▶ **REQUIRED WORK**
Extract every line from each listing below and copy each one word for word.

▶ **ITEMS**
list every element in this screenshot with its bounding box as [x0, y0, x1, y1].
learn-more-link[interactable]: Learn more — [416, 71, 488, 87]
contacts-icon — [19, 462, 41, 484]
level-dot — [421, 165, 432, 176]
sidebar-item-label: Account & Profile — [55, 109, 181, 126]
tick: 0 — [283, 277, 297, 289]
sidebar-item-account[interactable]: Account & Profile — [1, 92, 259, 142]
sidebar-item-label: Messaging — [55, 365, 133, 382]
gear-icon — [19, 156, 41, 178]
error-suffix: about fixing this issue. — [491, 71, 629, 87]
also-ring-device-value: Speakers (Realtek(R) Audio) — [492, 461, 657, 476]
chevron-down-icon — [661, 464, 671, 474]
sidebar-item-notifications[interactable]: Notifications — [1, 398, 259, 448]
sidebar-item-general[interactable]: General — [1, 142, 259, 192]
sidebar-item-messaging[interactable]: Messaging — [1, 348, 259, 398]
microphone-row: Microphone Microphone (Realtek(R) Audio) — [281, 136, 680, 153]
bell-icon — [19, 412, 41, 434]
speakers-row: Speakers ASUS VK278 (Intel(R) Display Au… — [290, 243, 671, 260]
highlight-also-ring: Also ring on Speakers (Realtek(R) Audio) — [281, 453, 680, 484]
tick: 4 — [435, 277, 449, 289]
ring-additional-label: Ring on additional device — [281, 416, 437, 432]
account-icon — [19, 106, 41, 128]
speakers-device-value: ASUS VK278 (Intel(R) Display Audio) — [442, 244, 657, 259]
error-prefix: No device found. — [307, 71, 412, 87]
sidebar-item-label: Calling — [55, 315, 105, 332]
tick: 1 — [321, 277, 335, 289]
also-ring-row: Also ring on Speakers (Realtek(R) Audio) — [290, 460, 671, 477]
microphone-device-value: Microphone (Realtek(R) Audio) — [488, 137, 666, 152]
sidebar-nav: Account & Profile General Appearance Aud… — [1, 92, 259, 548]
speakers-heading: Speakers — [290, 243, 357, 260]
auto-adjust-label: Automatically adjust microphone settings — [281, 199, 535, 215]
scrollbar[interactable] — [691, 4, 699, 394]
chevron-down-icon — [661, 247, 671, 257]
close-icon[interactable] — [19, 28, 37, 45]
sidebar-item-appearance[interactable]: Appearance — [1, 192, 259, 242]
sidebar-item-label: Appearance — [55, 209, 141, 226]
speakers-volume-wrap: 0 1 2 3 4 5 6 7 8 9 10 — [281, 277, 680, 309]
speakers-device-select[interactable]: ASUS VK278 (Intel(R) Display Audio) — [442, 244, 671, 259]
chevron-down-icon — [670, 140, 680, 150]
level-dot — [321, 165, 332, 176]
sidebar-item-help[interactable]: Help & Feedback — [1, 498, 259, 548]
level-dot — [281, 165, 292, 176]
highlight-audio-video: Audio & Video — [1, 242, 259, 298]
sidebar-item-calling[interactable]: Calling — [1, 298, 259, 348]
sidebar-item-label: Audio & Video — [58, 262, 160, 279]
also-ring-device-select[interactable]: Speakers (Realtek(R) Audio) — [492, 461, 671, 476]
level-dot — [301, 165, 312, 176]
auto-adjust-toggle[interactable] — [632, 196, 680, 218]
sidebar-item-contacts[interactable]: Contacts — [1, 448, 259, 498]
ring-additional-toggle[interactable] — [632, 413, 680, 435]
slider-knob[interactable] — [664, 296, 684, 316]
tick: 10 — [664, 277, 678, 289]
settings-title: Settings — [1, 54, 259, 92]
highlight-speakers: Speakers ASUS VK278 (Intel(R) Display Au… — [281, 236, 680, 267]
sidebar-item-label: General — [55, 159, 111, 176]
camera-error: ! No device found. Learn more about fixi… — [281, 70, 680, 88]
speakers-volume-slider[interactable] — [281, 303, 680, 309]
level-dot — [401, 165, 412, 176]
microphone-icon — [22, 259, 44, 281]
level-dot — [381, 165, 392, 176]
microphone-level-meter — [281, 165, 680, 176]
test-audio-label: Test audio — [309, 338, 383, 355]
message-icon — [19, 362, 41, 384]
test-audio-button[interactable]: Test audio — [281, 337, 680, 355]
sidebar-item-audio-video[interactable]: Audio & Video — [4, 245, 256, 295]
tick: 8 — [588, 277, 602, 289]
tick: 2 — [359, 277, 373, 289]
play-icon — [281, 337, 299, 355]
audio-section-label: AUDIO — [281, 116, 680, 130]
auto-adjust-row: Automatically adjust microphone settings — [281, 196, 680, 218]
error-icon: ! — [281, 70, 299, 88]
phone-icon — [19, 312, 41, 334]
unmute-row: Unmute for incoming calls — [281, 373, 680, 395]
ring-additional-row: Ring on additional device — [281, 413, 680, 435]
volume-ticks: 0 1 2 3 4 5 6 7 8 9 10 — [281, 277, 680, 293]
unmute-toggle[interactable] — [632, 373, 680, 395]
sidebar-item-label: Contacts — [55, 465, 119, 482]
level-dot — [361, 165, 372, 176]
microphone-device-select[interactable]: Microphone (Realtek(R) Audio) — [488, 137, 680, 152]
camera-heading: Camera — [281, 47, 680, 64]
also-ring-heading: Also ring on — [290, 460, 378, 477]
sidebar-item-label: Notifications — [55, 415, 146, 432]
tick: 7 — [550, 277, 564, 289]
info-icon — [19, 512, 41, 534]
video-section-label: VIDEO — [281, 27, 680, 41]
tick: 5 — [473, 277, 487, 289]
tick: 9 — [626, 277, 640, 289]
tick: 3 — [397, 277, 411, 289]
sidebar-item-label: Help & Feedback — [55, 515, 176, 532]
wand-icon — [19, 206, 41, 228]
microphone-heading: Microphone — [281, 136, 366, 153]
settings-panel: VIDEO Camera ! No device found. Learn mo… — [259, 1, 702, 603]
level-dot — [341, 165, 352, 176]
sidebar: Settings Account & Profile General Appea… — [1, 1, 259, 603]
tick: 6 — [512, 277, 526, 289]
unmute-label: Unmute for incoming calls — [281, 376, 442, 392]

▶ **WRITTEN SOLUTION**
list every element in this screenshot with its bounding box as [x0, y0, x1, y1].
learn-more-link[interactable]: Learn more — [416, 71, 488, 87]
contacts-icon — [19, 462, 41, 484]
level-dot — [421, 165, 432, 176]
sidebar-item-label: Account & Profile — [55, 109, 181, 126]
tick: 0 — [283, 277, 297, 289]
sidebar-item-account[interactable]: Account & Profile — [1, 92, 259, 142]
sidebar-item-label: Messaging — [55, 365, 133, 382]
gear-icon — [19, 156, 41, 178]
error-suffix: about fixing this issue. — [491, 71, 629, 87]
also-ring-device-value: Speakers (Realtek(R) Audio) — [492, 461, 657, 476]
chevron-down-icon — [661, 464, 671, 474]
sidebar-item-notifications[interactable]: Notifications — [1, 398, 259, 448]
sidebar-item-general[interactable]: General — [1, 142, 259, 192]
sidebar-item-messaging[interactable]: Messaging — [1, 348, 259, 398]
microphone-row: Microphone Microphone (Realtek(R) Audio) — [281, 136, 680, 153]
bell-icon — [19, 412, 41, 434]
speakers-row: Speakers ASUS VK278 (Intel(R) Display Au… — [290, 243, 671, 260]
highlight-also-ring: Also ring on Speakers (Realtek(R) Audio) — [281, 453, 680, 484]
tick: 4 — [435, 277, 449, 289]
ring-additional-label: Ring on additional device — [281, 416, 437, 432]
account-icon — [19, 106, 41, 128]
speakers-device-value: ASUS VK278 (Intel(R) Display Audio) — [442, 244, 657, 259]
error-prefix: No device found. — [307, 71, 412, 87]
sidebar-item-label: Calling — [55, 315, 105, 332]
tick: 1 — [321, 277, 335, 289]
also-ring-row: Also ring on Speakers (Realtek(R) Audio) — [290, 460, 671, 477]
microphone-device-value: Microphone (Realtek(R) Audio) — [488, 137, 666, 152]
sidebar-nav: Account & Profile General Appearance Aud… — [1, 92, 259, 548]
speakers-heading: Speakers — [290, 243, 357, 260]
auto-adjust-label: Automatically adjust microphone settings — [281, 199, 535, 215]
scrollbar[interactable] — [691, 4, 699, 394]
chevron-down-icon — [661, 247, 671, 257]
close-icon[interactable] — [19, 28, 37, 45]
sidebar-item-appearance[interactable]: Appearance — [1, 192, 259, 242]
sidebar-item-label: Appearance — [55, 209, 141, 226]
speakers-volume-wrap: 0 1 2 3 4 5 6 7 8 9 10 — [281, 277, 680, 309]
speakers-device-select[interactable]: ASUS VK278 (Intel(R) Display Audio) — [442, 244, 671, 259]
chevron-down-icon — [670, 140, 680, 150]
level-dot — [321, 165, 332, 176]
sidebar-item-help[interactable]: Help & Feedback — [1, 498, 259, 548]
level-dot — [281, 165, 292, 176]
highlight-audio-video: Audio & Video — [1, 242, 259, 298]
sidebar-item-calling[interactable]: Calling — [1, 298, 259, 348]
sidebar-item-label: Audio & Video — [58, 262, 160, 279]
also-ring-device-select[interactable]: Speakers (Realtek(R) Audio) — [492, 461, 671, 476]
level-dot — [301, 165, 312, 176]
auto-adjust-toggle[interactable] — [632, 196, 680, 218]
sidebar-item-contacts[interactable]: Contacts — [1, 448, 259, 498]
ring-additional-toggle[interactable] — [632, 413, 680, 435]
slider-knob[interactable] — [664, 296, 684, 316]
tick: 10 — [664, 277, 678, 289]
settings-title: Settings — [1, 54, 259, 92]
highlight-speakers: Speakers ASUS VK278 (Intel(R) Display Au… — [281, 236, 680, 267]
sidebar-item-label: General — [55, 159, 111, 176]
camera-error: ! No device found. Learn more about fixi… — [281, 70, 680, 88]
speakers-volume-slider[interactable] — [281, 303, 680, 309]
level-dot — [401, 165, 412, 176]
microphone-icon — [22, 259, 44, 281]
level-dot — [381, 165, 392, 176]
microphone-level-meter — [281, 165, 680, 176]
test-audio-label: Test audio — [309, 338, 383, 355]
message-icon — [19, 362, 41, 384]
test-audio-button[interactable]: Test audio — [281, 337, 680, 355]
sidebar-item-audio-video[interactable]: Audio & Video — [4, 245, 256, 295]
tick: 8 — [588, 277, 602, 289]
tick: 2 — [359, 277, 373, 289]
play-icon — [281, 337, 299, 355]
audio-section-label: AUDIO — [281, 116, 680, 130]
auto-adjust-row: Automatically adjust microphone settings — [281, 196, 680, 218]
error-icon: ! — [281, 70, 299, 88]
phone-icon — [19, 312, 41, 334]
unmute-row: Unmute for incoming calls — [281, 373, 680, 395]
ring-additional-row: Ring on additional device — [281, 413, 680, 435]
volume-ticks: 0 1 2 3 4 5 6 7 8 9 10 — [281, 277, 680, 293]
unmute-toggle[interactable] — [632, 373, 680, 395]
sidebar-item-label: Contacts — [55, 465, 119, 482]
level-dot — [361, 165, 372, 176]
microphone-device-select[interactable]: Microphone (Realtek(R) Audio) — [488, 137, 680, 152]
camera-heading: Camera — [281, 47, 680, 64]
also-ring-heading: Also ring on — [290, 460, 378, 477]
sidebar-item-label: Notifications — [55, 415, 146, 432]
tick: 7 — [550, 277, 564, 289]
info-icon — [19, 512, 41, 534]
video-section-label: VIDEO — [281, 27, 680, 41]
tick: 5 — [473, 277, 487, 289]
tick: 9 — [626, 277, 640, 289]
tick: 3 — [397, 277, 411, 289]
sidebar-item-label: Help & Feedback — [55, 515, 176, 532]
wand-icon — [19, 206, 41, 228]
microphone-heading: Microphone — [281, 136, 366, 153]
settings-panel: VIDEO Camera ! No device found. Learn mo… — [259, 1, 702, 603]
level-dot — [341, 165, 352, 176]
sidebar: Settings Account & Profile General Appea… — [1, 1, 259, 603]
tick: 6 — [512, 277, 526, 289]
unmute-label: Unmute for incoming calls — [281, 376, 442, 392]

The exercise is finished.